> YOUR TASK: Convert the rows starting at the line containing "List each element" and ending at the line containing "observed-point [95, 180, 100, 185]", both included, into a Markdown table with the columns No. and Line. Leave out blank lines and pictures.

> DATASET EXTRACT:

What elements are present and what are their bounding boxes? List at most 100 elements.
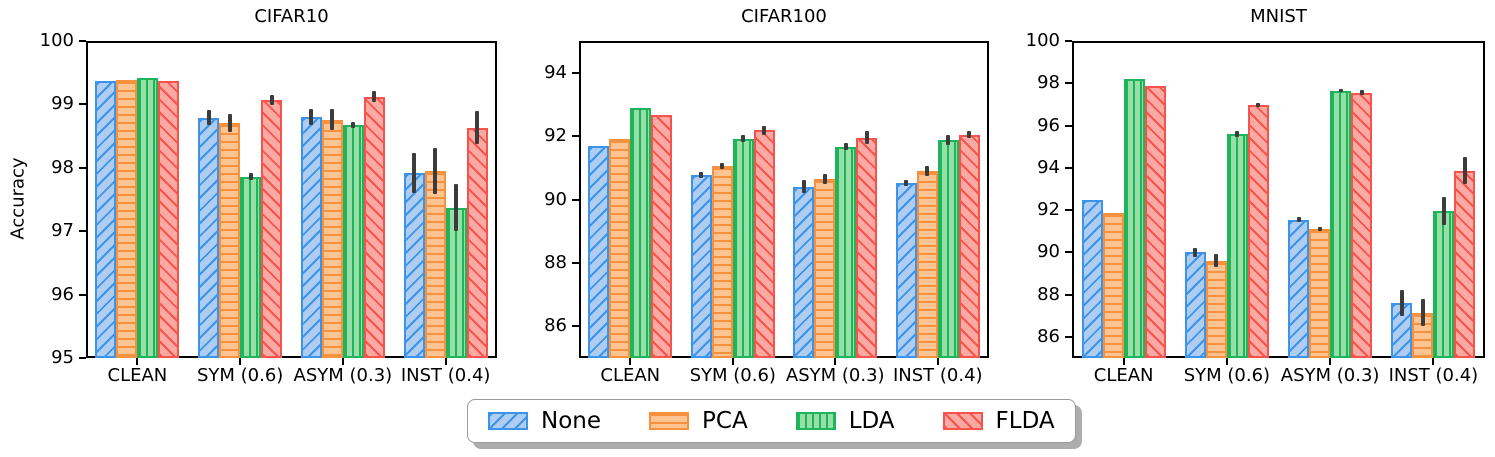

...

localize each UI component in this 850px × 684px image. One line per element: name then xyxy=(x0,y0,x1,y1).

* * *

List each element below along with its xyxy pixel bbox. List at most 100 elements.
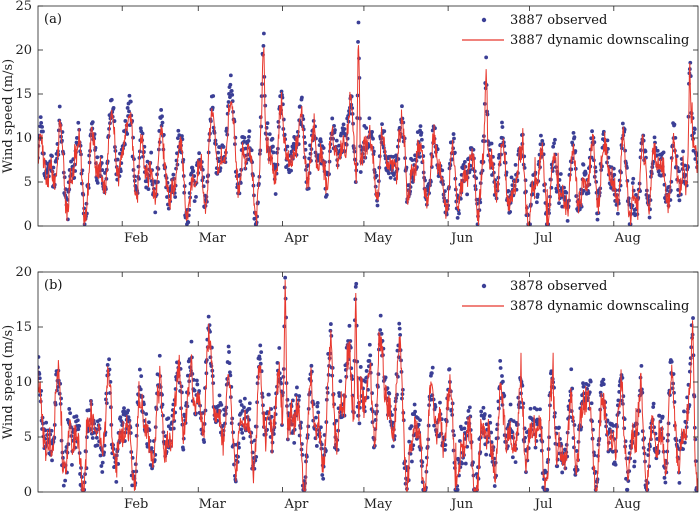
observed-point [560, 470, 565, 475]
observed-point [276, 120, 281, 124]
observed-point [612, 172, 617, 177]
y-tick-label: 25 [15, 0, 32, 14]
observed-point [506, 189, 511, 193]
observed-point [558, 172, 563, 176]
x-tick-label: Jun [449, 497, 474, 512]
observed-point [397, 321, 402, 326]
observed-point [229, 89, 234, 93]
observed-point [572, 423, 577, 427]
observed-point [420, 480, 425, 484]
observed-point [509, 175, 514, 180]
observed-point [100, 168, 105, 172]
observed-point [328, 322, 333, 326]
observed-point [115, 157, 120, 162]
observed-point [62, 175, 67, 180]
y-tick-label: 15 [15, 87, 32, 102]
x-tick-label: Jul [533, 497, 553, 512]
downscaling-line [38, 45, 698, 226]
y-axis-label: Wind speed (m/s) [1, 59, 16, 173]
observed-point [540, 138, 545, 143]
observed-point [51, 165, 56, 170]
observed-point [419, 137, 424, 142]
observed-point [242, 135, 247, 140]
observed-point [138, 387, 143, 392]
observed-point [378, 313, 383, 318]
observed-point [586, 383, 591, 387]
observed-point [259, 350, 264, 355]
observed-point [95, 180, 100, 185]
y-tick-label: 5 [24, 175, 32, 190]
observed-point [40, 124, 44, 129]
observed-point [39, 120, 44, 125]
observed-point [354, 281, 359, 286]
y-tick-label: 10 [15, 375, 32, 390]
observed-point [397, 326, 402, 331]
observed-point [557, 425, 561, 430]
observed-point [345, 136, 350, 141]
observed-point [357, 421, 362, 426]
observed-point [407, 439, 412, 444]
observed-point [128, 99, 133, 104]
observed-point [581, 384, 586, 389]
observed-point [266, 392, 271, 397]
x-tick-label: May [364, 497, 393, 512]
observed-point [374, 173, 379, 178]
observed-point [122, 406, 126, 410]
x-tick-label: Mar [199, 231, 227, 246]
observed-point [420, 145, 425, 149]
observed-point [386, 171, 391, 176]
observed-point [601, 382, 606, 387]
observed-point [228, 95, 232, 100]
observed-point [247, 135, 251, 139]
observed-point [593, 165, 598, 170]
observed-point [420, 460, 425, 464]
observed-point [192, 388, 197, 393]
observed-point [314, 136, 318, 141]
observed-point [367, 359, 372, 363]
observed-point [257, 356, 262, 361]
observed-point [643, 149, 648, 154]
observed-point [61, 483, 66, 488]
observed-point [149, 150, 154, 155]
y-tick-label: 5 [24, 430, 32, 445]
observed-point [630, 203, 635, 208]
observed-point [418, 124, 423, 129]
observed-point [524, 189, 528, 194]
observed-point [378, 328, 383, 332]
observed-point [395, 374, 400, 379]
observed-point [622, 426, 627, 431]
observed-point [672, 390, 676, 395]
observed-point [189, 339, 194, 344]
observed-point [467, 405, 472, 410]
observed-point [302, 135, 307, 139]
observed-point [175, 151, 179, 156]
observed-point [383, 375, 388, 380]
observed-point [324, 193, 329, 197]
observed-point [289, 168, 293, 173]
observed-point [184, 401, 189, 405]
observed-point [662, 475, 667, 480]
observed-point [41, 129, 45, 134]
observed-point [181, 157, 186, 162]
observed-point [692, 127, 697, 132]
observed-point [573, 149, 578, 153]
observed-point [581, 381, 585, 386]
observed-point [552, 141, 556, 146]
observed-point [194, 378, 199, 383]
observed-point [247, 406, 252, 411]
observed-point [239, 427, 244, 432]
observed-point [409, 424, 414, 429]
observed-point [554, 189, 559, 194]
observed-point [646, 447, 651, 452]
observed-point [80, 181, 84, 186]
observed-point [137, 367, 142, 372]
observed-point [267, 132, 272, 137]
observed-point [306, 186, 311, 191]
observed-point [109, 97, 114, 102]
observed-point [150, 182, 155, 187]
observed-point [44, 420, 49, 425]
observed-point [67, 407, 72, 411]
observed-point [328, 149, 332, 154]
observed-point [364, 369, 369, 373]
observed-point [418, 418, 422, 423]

> REPLY:
| No. | Line |
|---|---|
| 1 | List each element below along with its xyxy pixel bbox. List at most 100 elements. |
| 2 | observed-point [560, 470, 565, 475] |
| 3 | observed-point [276, 120, 281, 124] |
| 4 | observed-point [612, 172, 617, 177] |
| 5 | y-tick-label: 25 [15, 0, 32, 14] |
| 6 | observed-point [506, 189, 511, 193] |
| 7 | observed-point [558, 172, 563, 176] |
| 8 | x-tick-label: Jun [449, 497, 474, 512] |
| 9 | observed-point [397, 321, 402, 326] |
| 10 | observed-point [229, 89, 234, 93] |
| 11 | observed-point [572, 423, 577, 427] |
| 12 | observed-point [420, 480, 425, 484] |
| 13 | observed-point [509, 175, 514, 180] |
| 14 | observed-point [100, 168, 105, 172] |
| 15 | observed-point [328, 322, 333, 326] |
| 16 | observed-point [115, 157, 120, 162] |
| 17 | observed-point [62, 175, 67, 180] |
| 18 | y-tick-label: 15 [15, 87, 32, 102] |
| 19 | x-tick-label: Jul [533, 497, 553, 512] |
| 20 | downscaling-line [38, 45, 698, 226] |
| 21 | y-axis-label: Wind speed (m/s) [1, 59, 16, 173] |
| 22 | observed-point [540, 138, 545, 143] |
| 23 | observed-point [51, 165, 56, 170] |
| 24 | observed-point [419, 137, 424, 142] |
| 25 | observed-point [242, 135, 247, 140] |
| 26 | observed-point [138, 387, 143, 392] |
| 27 | observed-point [378, 313, 383, 318] |
| 28 | observed-point [586, 383, 591, 387] |
| 29 | observed-point [259, 350, 264, 355] |
| 30 | observed-point [95, 180, 100, 185] |